* TO DO *
All of the data below must be repeated exactly.

* INPUT FOR THIS TASK *
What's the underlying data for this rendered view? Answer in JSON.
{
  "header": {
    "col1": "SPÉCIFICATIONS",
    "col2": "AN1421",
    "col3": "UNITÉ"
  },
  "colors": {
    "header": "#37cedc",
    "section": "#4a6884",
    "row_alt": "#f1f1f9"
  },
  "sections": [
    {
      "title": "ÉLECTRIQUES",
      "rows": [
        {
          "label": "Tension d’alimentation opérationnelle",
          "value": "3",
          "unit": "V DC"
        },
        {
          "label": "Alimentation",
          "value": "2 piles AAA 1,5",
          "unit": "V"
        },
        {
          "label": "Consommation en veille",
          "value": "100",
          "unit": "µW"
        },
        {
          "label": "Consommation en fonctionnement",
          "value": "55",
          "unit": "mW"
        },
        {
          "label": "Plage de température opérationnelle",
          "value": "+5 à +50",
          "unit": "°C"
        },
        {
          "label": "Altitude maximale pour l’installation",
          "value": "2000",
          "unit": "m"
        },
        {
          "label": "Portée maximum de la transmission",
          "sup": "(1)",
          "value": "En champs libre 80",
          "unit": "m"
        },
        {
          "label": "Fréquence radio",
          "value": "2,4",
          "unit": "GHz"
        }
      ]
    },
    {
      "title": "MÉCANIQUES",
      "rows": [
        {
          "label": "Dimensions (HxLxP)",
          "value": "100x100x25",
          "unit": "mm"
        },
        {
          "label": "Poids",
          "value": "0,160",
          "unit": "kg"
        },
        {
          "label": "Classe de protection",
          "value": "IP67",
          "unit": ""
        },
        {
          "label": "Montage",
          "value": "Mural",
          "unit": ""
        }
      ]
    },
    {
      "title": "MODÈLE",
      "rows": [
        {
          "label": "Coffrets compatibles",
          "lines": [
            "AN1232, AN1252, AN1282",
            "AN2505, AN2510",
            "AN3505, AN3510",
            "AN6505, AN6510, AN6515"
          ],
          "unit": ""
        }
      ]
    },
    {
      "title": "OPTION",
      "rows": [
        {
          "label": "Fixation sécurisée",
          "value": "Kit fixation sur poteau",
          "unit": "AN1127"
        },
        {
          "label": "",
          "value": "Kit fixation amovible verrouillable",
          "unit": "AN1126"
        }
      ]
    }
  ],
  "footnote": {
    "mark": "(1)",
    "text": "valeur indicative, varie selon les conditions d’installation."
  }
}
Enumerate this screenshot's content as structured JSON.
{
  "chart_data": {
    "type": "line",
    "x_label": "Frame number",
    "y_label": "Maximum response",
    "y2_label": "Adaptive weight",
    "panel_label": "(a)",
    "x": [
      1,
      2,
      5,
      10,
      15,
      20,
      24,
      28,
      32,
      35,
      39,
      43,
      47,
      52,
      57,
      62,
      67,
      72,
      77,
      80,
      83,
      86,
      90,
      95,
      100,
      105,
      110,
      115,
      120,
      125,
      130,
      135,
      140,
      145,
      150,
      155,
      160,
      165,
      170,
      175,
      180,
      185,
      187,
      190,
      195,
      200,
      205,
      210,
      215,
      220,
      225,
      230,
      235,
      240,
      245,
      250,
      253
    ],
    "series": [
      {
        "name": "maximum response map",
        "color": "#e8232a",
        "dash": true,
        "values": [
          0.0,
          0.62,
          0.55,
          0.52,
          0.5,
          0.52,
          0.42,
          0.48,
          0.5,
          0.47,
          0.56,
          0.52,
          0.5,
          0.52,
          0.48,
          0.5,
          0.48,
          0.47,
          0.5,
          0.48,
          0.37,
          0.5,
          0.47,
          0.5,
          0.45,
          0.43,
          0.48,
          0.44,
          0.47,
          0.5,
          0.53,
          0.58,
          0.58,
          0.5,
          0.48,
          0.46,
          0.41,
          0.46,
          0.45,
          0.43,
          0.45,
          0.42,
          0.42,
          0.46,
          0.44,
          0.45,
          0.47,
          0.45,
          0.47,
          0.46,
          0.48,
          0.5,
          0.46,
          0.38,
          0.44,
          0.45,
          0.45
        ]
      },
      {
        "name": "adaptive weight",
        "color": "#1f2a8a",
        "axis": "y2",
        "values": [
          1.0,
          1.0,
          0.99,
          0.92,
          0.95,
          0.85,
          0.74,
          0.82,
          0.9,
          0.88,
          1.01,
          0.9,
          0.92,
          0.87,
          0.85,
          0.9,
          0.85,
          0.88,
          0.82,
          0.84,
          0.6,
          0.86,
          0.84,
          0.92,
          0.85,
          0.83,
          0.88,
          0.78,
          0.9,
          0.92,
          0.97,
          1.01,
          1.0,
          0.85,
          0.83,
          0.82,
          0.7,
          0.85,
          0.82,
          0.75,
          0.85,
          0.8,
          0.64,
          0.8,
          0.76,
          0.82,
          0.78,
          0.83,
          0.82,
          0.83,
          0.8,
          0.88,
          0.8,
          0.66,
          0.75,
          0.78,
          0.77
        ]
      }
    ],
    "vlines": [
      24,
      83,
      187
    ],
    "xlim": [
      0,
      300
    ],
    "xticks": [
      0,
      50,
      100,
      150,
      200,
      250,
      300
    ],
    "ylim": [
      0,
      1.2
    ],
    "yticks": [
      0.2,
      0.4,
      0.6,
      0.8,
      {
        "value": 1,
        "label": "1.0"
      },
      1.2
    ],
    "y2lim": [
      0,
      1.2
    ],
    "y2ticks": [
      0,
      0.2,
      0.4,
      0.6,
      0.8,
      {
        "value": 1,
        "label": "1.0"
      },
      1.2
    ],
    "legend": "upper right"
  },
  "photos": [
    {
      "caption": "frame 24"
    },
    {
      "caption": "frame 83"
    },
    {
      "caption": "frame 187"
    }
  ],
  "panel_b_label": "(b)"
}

* REPLY TO THE EXERCISE *
What's the underlying data for this rendered view? Answer in JSON.
{
  "header": {
    "col1": "SPÉCIFICATIONS",
    "col2": "AN1421",
    "col3": "UNITÉ"
  },
  "colors": {
    "header": "#37cedc",
    "section": "#4a6884",
    "row_alt": "#f1f1f9"
  },
  "sections": [
    {
      "title": "ÉLECTRIQUES",
      "rows": [
        {
          "label": "Tension d’alimentation opérationnelle",
          "value": "3",
          "unit": "V DC"
        },
        {
          "label": "Alimentation",
          "value": "2 piles AAA 1,5",
          "unit": "V"
        },
        {
          "label": "Consommation en veille",
          "value": "100",
          "unit": "µW"
        },
        {
          "label": "Consommation en fonctionnement",
          "value": "55",
          "unit": "mW"
        },
        {
          "label": "Plage de température opérationnelle",
          "value": "+5 à +50",
          "unit": "°C"
        },
        {
          "label": "Altitude maximale pour l’installation",
          "value": "2000",
          "unit": "m"
        },
        {
          "label": "Portée maximum de la transmission",
          "sup": "(1)",
          "value": "En champs libre 80",
          "unit": "m"
        },
        {
          "label": "Fréquence radio",
          "value": "2,4",
          "unit": "GHz"
        }
      ]
    },
    {
      "title": "MÉCANIQUES",
      "rows": [
        {
          "label": "Dimensions (HxLxP)",
          "value": "100x100x25",
          "unit": "mm"
        },
        {
          "label": "Poids",
          "value": "0,160",
          "unit": "kg"
        },
        {
          "label": "Classe de protection",
          "value": "IP67",
          "unit": ""
        },
        {
          "label": "Montage",
          "value": "Mural",
          "unit": ""
        }
      ]
    },
    {
      "title": "MODÈLE",
      "rows": [
        {
          "label": "Coffrets compatibles",
          "lines": [
            "AN1232, AN1252, AN1282",
            "AN2505, AN2510",
            "AN3505, AN3510",
            "AN6505, AN6510, AN6515"
          ],
          "unit": ""
        }
      ]
    },
    {
      "title": "OPTION",
      "rows": [
        {
          "label": "Fixation sécurisée",
          "value": "Kit fixation sur poteau",
          "unit": "AN1127"
        },
        {
          "label": "",
          "value": "Kit fixation amovible verrouillable",
          "unit": "AN1126"
        }
      ]
    }
  ],
  "footnote": {
    "mark": "(1)",
    "text": "valeur indicative, varie selon les conditions d’installation."
  }
}
Enumerate this screenshot's content as structured JSON.
{
  "chart_data": {
    "type": "line",
    "x_label": "Frame number",
    "y_label": "Maximum response",
    "y2_label": "Adaptive weight",
    "panel_label": "(a)",
    "x": [
      1,
      2,
      5,
      10,
      15,
      20,
      24,
      28,
      32,
      35,
      39,
      43,
      47,
      52,
      57,
      62,
      67,
      72,
      77,
      80,
      83,
      86,
      90,
      95,
      100,
      105,
      110,
      115,
      120,
      125,
      130,
      135,
      140,
      145,
      150,
      155,
      160,
      165,
      170,
      175,
      180,
      185,
      187,
      190,
      195,
      200,
      205,
      210,
      215,
      220,
      225,
      230,
      235,
      240,
      245,
      250,
      253
    ],
    "series": [
      {
        "name": "maximum response map",
        "color": "#e8232a",
        "dash": true,
        "values": [
          0.0,
          0.62,
          0.55,
          0.52,
          0.5,
          0.52,
          0.42,
          0.48,
          0.5,
          0.47,
          0.56,
          0.52,
          0.5,
          0.52,
          0.48,
          0.5,
          0.48,
          0.47,
          0.5,
          0.48,
          0.37,
          0.5,
          0.47,
          0.5,
          0.45,
          0.43,
          0.48,
          0.44,
          0.47,
          0.5,
          0.53,
          0.58,
          0.58,
          0.5,
          0.48,
          0.46,
          0.41,
          0.46,
          0.45,
          0.43,
          0.45,
          0.42,
          0.42,
          0.46,
          0.44,
          0.45,
          0.47,
          0.45,
          0.47,
          0.46,
          0.48,
          0.5,
          0.46,
          0.38,
          0.44,
          0.45,
          0.45
        ]
      },
      {
        "name": "adaptive weight",
        "color": "#1f2a8a",
        "axis": "y2",
        "values": [
          1.0,
          1.0,
          0.99,
          0.92,
          0.95,
          0.85,
          0.74,
          0.82,
          0.9,
          0.88,
          1.01,
          0.9,
          0.92,
          0.87,
          0.85,
          0.9,
          0.85,
          0.88,
          0.82,
          0.84,
          0.6,
          0.86,
          0.84,
          0.92,
          0.85,
          0.83,
          0.88,
          0.78,
          0.9,
          0.92,
          0.97,
          1.01,
          1.0,
          0.85,
          0.83,
          0.82,
          0.7,
          0.85,
          0.82,
          0.75,
          0.85,
          0.8,
          0.64,
          0.8,
          0.76,
          0.82,
          0.78,
          0.83,
          0.82,
          0.83,
          0.8,
          0.88,
          0.8,
          0.66,
          0.75,
          0.78,
          0.77
        ]
      }
    ],
    "vlines": [
      24,
      83,
      187
    ],
    "xlim": [
      0,
      300
    ],
    "xticks": [
      0,
      50,
      100,
      150,
      200,
      250,
      300
    ],
    "ylim": [
      0,
      1.2
    ],
    "yticks": [
      0.2,
      0.4,
      0.6,
      0.8,
      {
        "value": 1,
        "label": "1.0"
      },
      1.2
    ],
    "y2lim": [
      0,
      1.2
    ],
    "y2ticks": [
      0,
      0.2,
      0.4,
      0.6,
      0.8,
      {
        "value": 1,
        "label": "1.0"
      },
      1.2
    ],
    "legend": "upper right"
  },
  "photos": [
    {
      "caption": "frame 24"
    },
    {
      "caption": "frame 83"
    },
    {
      "caption": "frame 187"
    }
  ],
  "panel_b_label": "(b)"
}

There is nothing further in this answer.